- What the exercise asks -
In the records below, find each line with the word "FLAC" and copy it.

───── Listed entries

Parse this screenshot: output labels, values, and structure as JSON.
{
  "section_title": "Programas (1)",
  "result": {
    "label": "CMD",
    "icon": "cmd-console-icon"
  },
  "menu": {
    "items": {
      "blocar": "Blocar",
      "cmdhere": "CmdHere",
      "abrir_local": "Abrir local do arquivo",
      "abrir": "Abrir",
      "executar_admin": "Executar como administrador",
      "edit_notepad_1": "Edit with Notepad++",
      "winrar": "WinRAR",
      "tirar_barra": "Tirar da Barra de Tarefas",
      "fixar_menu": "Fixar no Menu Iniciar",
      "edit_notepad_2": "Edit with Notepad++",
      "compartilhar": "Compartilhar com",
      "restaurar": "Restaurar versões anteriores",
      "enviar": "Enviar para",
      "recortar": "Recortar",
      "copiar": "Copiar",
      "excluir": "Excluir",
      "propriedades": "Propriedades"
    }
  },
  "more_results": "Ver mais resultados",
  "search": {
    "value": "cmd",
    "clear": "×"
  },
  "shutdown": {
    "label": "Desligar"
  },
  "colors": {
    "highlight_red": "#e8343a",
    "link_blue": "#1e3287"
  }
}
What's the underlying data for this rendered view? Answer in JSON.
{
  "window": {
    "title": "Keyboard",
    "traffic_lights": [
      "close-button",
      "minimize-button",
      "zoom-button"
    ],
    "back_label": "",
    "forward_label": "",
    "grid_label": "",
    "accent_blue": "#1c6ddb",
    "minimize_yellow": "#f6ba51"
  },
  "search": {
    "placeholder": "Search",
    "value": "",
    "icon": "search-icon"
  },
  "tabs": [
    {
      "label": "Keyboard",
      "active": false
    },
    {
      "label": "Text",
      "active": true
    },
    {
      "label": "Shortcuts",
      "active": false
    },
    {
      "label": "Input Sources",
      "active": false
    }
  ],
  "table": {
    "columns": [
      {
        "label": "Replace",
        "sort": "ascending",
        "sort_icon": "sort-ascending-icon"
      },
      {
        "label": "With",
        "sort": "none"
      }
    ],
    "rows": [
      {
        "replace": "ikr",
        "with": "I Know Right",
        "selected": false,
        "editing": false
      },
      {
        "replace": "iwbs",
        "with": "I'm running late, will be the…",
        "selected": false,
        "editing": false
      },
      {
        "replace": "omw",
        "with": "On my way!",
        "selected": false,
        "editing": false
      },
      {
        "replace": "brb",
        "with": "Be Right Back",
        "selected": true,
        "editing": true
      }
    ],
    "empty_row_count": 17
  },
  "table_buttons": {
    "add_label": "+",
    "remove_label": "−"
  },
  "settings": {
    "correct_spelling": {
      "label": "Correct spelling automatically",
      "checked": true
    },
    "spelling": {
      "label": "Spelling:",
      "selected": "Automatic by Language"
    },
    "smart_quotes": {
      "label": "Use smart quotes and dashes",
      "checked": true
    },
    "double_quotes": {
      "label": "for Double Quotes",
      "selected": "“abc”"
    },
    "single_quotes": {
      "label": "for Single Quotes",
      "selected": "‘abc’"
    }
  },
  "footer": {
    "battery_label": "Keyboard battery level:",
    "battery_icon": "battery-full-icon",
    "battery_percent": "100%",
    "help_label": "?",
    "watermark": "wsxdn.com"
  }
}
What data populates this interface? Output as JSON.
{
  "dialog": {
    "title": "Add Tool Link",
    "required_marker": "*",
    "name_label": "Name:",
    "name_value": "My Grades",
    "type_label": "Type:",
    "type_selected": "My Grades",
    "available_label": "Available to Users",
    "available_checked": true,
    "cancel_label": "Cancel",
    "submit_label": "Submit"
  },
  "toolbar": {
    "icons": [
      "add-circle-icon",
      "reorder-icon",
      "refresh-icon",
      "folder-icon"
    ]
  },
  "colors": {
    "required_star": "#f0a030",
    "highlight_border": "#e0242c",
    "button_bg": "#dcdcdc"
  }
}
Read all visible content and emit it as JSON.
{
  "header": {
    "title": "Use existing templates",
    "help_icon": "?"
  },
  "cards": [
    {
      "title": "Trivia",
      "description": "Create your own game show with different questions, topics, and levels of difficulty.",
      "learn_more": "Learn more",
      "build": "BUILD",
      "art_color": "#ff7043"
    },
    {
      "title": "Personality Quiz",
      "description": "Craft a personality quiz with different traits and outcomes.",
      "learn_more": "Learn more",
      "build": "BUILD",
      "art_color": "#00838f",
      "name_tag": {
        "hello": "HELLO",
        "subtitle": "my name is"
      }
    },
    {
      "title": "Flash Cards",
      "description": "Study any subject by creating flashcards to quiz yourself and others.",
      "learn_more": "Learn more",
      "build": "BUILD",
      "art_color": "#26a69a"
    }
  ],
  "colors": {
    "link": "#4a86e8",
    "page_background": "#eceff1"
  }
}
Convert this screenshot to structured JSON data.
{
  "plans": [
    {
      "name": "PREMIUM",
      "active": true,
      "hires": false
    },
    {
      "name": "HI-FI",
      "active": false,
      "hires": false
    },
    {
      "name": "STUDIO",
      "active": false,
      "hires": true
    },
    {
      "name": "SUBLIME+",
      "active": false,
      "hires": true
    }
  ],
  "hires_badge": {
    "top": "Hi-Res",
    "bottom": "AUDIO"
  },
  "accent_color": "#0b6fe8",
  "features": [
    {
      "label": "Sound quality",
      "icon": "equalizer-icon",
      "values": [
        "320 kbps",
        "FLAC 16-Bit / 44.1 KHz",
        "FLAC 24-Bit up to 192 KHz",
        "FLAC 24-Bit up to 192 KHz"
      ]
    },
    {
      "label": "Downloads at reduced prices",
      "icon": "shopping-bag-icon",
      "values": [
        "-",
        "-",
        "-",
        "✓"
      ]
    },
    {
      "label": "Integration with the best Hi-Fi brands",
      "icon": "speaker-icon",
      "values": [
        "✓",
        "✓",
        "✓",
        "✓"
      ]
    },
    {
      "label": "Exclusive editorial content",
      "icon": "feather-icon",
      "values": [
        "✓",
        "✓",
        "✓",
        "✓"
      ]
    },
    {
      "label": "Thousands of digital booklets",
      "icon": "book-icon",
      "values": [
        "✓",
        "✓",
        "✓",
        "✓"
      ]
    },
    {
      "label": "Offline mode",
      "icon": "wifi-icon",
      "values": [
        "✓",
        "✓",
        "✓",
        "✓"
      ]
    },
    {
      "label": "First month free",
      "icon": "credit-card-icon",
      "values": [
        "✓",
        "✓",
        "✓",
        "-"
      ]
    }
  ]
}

──────────

- Completed exercise -
        "FLAC 16-Bit / 44.1 KHz",
        "FLAC 24-Bit up to 192 KHz",
        "FLAC 24-Bit up to 192 KHz"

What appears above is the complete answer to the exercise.